**Source data:**

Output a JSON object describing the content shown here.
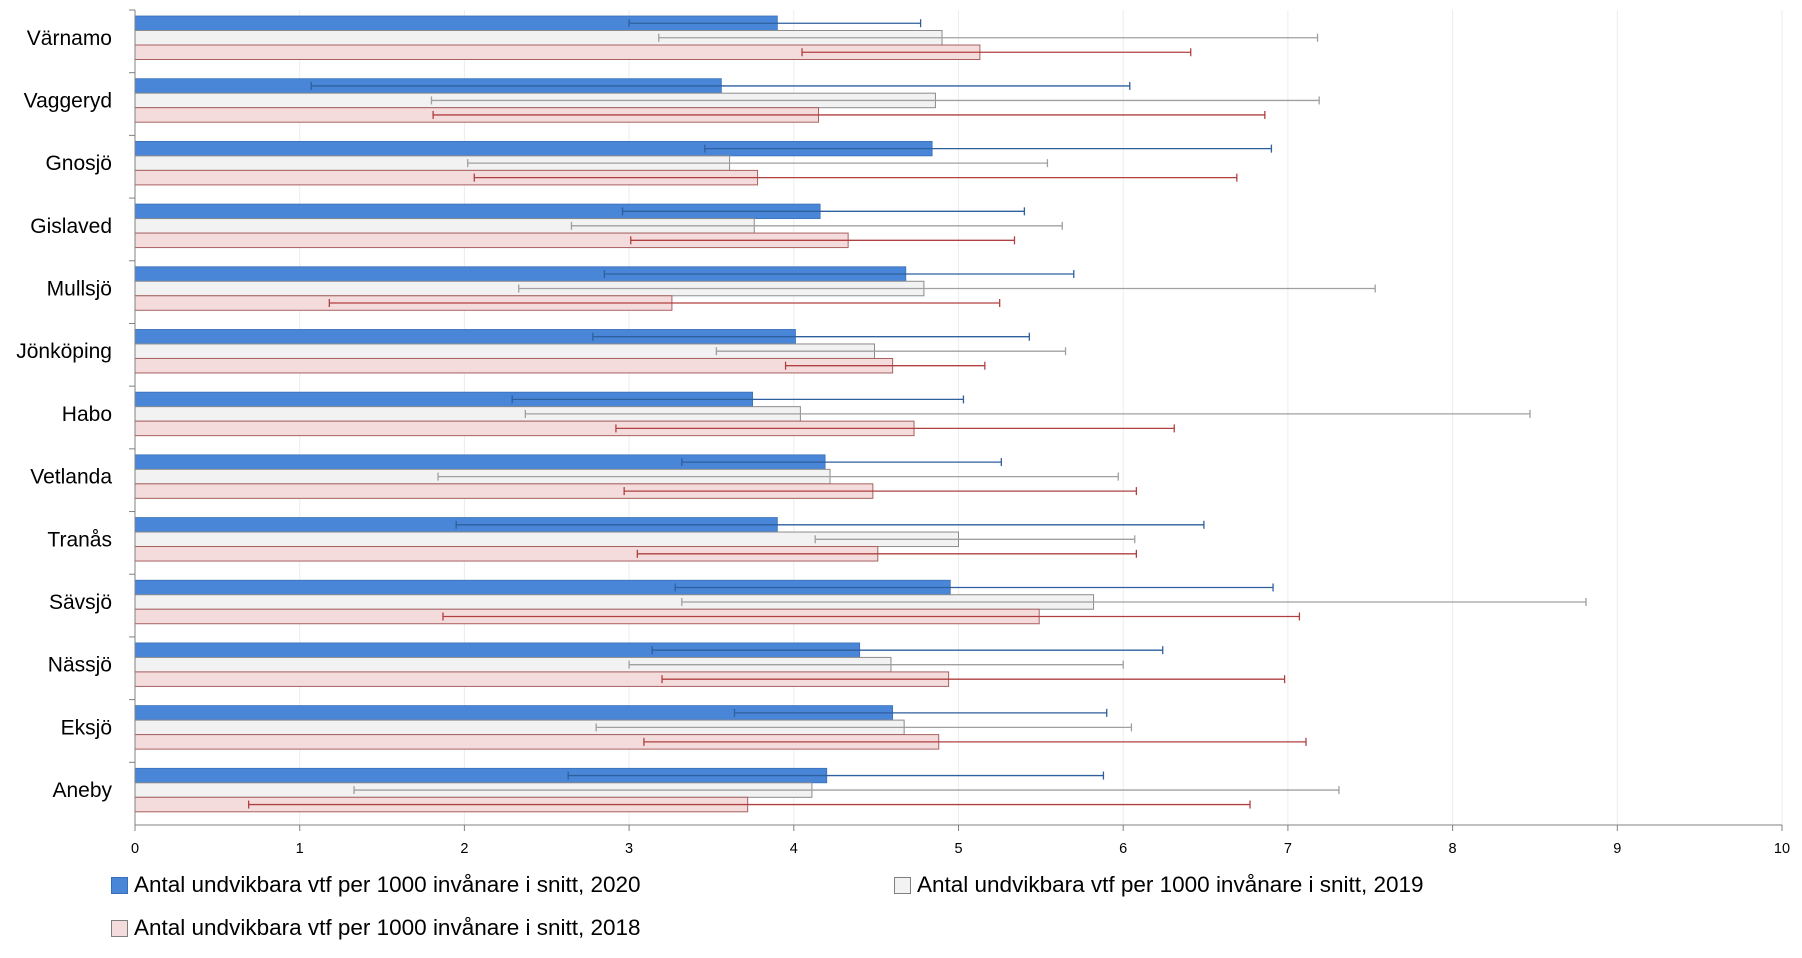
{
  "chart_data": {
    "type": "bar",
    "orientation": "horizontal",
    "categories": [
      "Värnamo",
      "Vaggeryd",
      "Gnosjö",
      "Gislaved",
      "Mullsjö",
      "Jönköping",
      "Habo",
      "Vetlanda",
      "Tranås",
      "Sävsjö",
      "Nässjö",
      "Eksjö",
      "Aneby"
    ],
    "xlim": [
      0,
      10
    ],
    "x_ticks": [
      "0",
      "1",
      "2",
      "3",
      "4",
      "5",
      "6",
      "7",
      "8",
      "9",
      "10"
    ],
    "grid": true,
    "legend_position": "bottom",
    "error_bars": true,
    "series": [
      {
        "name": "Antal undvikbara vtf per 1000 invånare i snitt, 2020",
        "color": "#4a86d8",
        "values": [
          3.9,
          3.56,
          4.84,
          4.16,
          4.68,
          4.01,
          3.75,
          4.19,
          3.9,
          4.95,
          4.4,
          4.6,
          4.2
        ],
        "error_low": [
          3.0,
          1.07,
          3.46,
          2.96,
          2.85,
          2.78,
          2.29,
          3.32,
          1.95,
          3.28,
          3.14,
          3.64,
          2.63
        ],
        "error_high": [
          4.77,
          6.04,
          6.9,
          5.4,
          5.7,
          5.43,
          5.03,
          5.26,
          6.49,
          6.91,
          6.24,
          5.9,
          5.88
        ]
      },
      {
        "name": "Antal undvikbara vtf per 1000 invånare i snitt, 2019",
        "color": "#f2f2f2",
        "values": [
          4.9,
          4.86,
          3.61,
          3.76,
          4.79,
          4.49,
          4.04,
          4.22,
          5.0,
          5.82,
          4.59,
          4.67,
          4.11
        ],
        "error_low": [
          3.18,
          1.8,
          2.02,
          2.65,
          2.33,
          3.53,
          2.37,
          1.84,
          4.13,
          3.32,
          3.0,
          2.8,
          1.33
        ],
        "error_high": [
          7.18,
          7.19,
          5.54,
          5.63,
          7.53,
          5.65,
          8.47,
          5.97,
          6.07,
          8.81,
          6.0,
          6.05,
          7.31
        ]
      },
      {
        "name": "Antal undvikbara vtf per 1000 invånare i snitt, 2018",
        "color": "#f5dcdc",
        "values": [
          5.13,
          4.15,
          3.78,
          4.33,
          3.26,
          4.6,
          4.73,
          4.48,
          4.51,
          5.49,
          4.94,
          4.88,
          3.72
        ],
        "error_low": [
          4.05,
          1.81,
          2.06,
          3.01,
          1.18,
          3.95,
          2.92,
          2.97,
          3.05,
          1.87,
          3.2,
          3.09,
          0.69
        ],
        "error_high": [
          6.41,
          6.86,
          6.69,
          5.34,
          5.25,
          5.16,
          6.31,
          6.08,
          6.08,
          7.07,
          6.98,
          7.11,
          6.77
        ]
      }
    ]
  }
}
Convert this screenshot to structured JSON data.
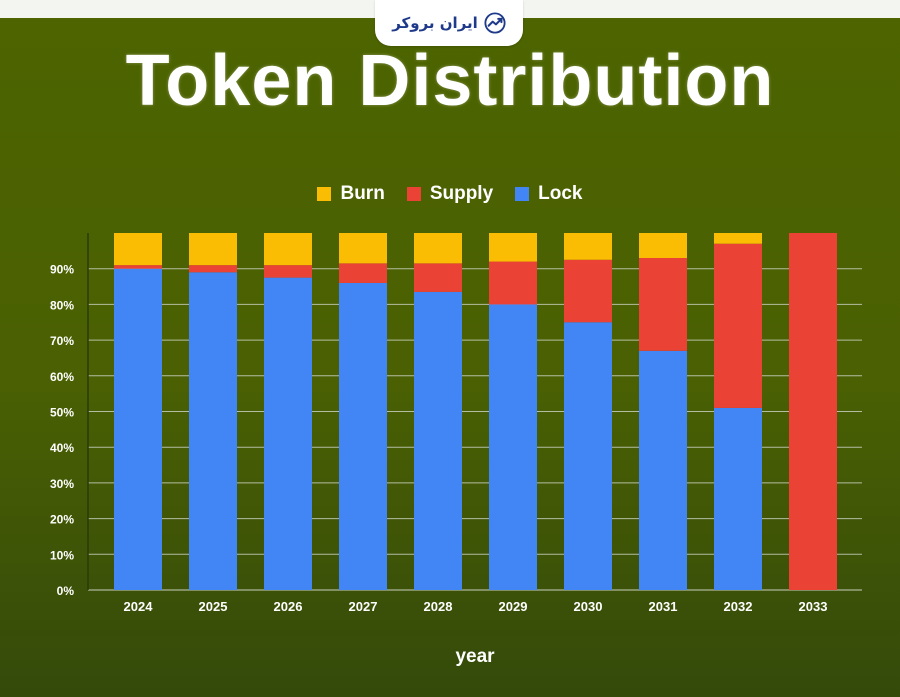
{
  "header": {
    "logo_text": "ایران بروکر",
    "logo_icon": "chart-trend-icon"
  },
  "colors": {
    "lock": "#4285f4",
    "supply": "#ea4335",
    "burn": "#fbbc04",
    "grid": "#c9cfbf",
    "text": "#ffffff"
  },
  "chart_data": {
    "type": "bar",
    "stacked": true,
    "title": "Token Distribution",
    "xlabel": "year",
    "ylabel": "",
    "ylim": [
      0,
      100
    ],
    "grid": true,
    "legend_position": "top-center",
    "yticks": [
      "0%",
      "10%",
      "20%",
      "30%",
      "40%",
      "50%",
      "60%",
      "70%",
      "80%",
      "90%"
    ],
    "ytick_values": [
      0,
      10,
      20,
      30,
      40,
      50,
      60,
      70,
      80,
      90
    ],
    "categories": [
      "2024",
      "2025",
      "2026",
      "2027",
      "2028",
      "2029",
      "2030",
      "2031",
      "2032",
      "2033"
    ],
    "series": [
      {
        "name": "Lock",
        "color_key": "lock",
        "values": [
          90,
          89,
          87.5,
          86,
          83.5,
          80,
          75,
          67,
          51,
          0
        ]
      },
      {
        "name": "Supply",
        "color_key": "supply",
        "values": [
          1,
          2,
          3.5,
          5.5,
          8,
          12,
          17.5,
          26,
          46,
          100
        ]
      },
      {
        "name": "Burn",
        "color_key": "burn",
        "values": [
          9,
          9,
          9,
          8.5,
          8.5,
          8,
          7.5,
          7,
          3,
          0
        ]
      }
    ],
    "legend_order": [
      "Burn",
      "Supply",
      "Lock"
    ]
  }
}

**Description of the task:** Transcribe every record above exactly as written, leaving out any pictures.

**Completed exercise:**
Output a JSON object describing the content shown here.
{
  "chart_data": {
    "type": "bar",
    "orientation": "horizontal",
    "categories": [
      "Värnamo",
      "Vaggeryd",
      "Gnosjö",
      "Gislaved",
      "Mullsjö",
      "Jönköping",
      "Habo",
      "Vetlanda",
      "Tranås",
      "Sävsjö",
      "Nässjö",
      "Eksjö",
      "Aneby"
    ],
    "xlim": [
      0,
      10
    ],
    "x_ticks": [
      "0",
      "1",
      "2",
      "3",
      "4",
      "5",
      "6",
      "7",
      "8",
      "9",
      "10"
    ],
    "grid": true,
    "legend_position": "bottom",
    "error_bars": true,
    "series": [
      {
        "name": "Antal undvikbara vtf per 1000 invånare i snitt, 2020",
        "color": "#4a86d8",
        "values": [
          3.9,
          3.56,
          4.84,
          4.16,
          4.68,
          4.01,
          3.75,
          4.19,
          3.9,
          4.95,
          4.4,
          4.6,
          4.2
        ],
        "error_low": [
          3.0,
          1.07,
          3.46,
          2.96,
          2.85,
          2.78,
          2.29,
          3.32,
          1.95,
          3.28,
          3.14,
          3.64,
          2.63
        ],
        "error_high": [
          4.77,
          6.04,
          6.9,
          5.4,
          5.7,
          5.43,
          5.03,
          5.26,
          6.49,
          6.91,
          6.24,
          5.9,
          5.88
        ]
      },
      {
        "name": "Antal undvikbara vtf per 1000 invånare i snitt, 2019",
        "color": "#f2f2f2",
        "values": [
          4.9,
          4.86,
          3.61,
          3.76,
          4.79,
          4.49,
          4.04,
          4.22,
          5.0,
          5.82,
          4.59,
          4.67,
          4.11
        ],
        "error_low": [
          3.18,
          1.8,
          2.02,
          2.65,
          2.33,
          3.53,
          2.37,
          1.84,
          4.13,
          3.32,
          3.0,
          2.8,
          1.33
        ],
        "error_high": [
          7.18,
          7.19,
          5.54,
          5.63,
          7.53,
          5.65,
          8.47,
          5.97,
          6.07,
          8.81,
          6.0,
          6.05,
          7.31
        ]
      },
      {
        "name": "Antal undvikbara vtf per 1000 invånare i snitt, 2018",
        "color": "#f5dcdc",
        "values": [
          5.13,
          4.15,
          3.78,
          4.33,
          3.26,
          4.6,
          4.73,
          4.48,
          4.51,
          5.49,
          4.94,
          4.88,
          3.72
        ],
        "error_low": [
          4.05,
          1.81,
          2.06,
          3.01,
          1.18,
          3.95,
          2.92,
          2.97,
          3.05,
          1.87,
          3.2,
          3.09,
          0.69
        ],
        "error_high": [
          6.41,
          6.86,
          6.69,
          5.34,
          5.25,
          5.16,
          6.31,
          6.08,
          6.08,
          7.07,
          6.98,
          7.11,
          6.77
        ]
      }
    ]
  }
}
Convert this screenshot to structured JSON data.
{
  "header": {
    "logo_text": "ایران بروکر",
    "logo_icon": "chart-trend-icon"
  },
  "colors": {
    "lock": "#4285f4",
    "supply": "#ea4335",
    "burn": "#fbbc04",
    "grid": "#c9cfbf",
    "text": "#ffffff"
  },
  "chart_data": {
    "type": "bar",
    "stacked": true,
    "title": "Token Distribution",
    "xlabel": "year",
    "ylabel": "",
    "ylim": [
      0,
      100
    ],
    "grid": true,
    "legend_position": "top-center",
    "yticks": [
      "0%",
      "10%",
      "20%",
      "30%",
      "40%",
      "50%",
      "60%",
      "70%",
      "80%",
      "90%"
    ],
    "ytick_values": [
      0,
      10,
      20,
      30,
      40,
      50,
      60,
      70,
      80,
      90
    ],
    "categories": [
      "2024",
      "2025",
      "2026",
      "2027",
      "2028",
      "2029",
      "2030",
      "2031",
      "2032",
      "2033"
    ],
    "series": [
      {
        "name": "Lock",
        "color_key": "lock",
        "values": [
          90,
          89,
          87.5,
          86,
          83.5,
          80,
          75,
          67,
          51,
          0
        ]
      },
      {
        "name": "Supply",
        "color_key": "supply",
        "values": [
          1,
          2,
          3.5,
          5.5,
          8,
          12,
          17.5,
          26,
          46,
          100
        ]
      },
      {
        "name": "Burn",
        "color_key": "burn",
        "values": [
          9,
          9,
          9,
          8.5,
          8.5,
          8,
          7.5,
          7,
          3,
          0
        ]
      }
    ],
    "legend_order": [
      "Burn",
      "Supply",
      "Lock"
    ]
  }
}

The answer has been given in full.